- **Task requirements**
Please transcribe the data that follows without the pictures, keeping every word the same.

** Start Entries shown **

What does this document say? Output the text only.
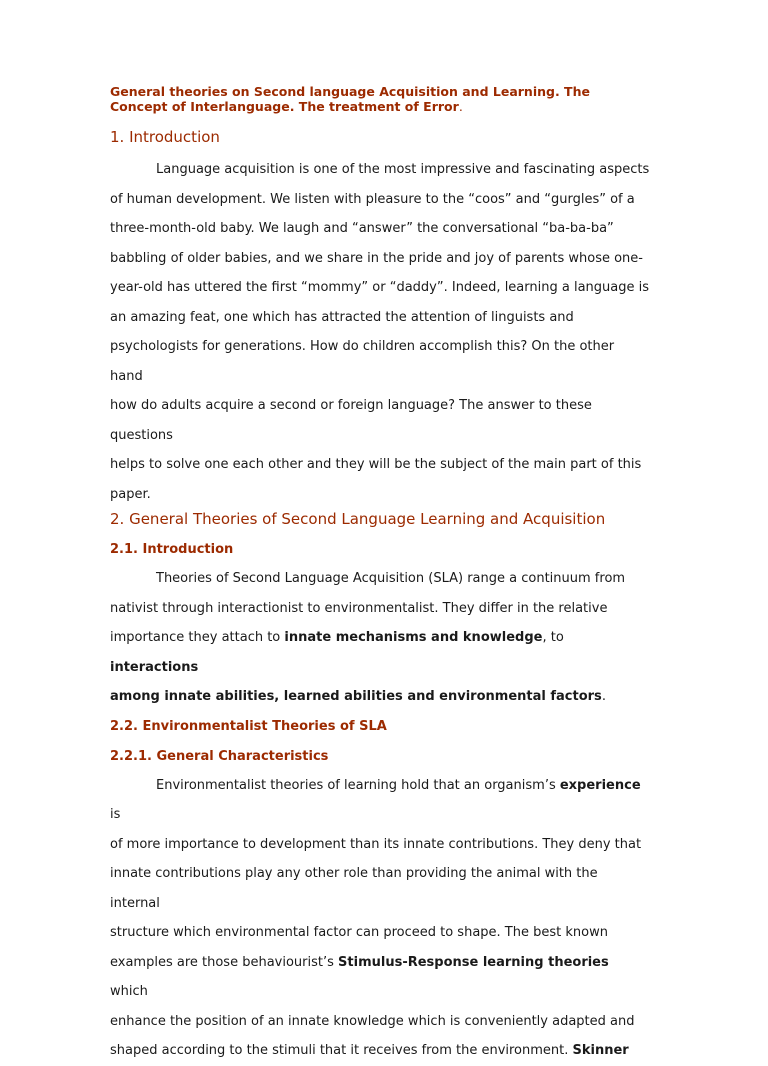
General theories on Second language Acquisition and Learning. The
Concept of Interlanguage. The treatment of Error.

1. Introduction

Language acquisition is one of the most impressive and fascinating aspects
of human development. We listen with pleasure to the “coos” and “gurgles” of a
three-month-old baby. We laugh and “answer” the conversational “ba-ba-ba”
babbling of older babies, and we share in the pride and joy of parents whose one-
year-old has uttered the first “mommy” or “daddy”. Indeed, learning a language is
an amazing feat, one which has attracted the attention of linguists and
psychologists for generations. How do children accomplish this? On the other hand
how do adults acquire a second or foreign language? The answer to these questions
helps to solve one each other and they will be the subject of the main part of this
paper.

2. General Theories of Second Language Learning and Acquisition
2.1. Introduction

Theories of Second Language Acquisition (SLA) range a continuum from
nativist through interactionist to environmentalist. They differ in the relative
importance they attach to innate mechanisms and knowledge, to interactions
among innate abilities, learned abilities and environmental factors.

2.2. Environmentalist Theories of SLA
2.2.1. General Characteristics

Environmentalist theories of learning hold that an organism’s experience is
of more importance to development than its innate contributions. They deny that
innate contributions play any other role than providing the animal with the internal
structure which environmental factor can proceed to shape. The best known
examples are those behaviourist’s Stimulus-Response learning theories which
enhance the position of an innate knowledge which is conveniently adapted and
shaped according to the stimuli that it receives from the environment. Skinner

** End Entries shown **

- **Task output**
What does this document say? Output the text only.
General theories on Second language Acquisition and Learning. The
Concept of Interlanguage. The treatment of Error.

1. Introduction

Language acquisition is one of the most impressive and fascinating aspects
of human development. We listen with pleasure to the “coos” and “gurgles” of a
three-month-old baby. We laugh and “answer” the conversational “ba-ba-ba”
babbling of older babies, and we share in the pride and joy of parents whose one-
year-old has uttered the first “mommy” or “daddy”. Indeed, learning a language is
an amazing feat, one which has attracted the attention of linguists and
psychologists for generations. How do children accomplish this? On the other hand
how do adults acquire a second or foreign language? The answer to these questions
helps to solve one each other and they will be the subject of the main part of this
paper.

2. General Theories of Second Language Learning and Acquisition
2.1. Introduction

Theories of Second Language Acquisition (SLA) range a continuum from
nativist through interactionist to environmentalist. They differ in the relative
importance they attach to innate mechanisms and knowledge, to interactions
among innate abilities, learned abilities and environmental factors.

2.2. Environmentalist Theories of SLA
2.2.1. General Characteristics

Environmentalist theories of learning hold that an organism’s experience is
of more importance to development than its innate contributions. They deny that
innate contributions play any other role than providing the animal with the internal
structure which environmental factor can proceed to shape. The best known
examples are those behaviourist’s Stimulus-Response learning theories which
enhance the position of an innate knowledge which is conveniently adapted and
shaped according to the stimuli that it receives from the environment. Skinner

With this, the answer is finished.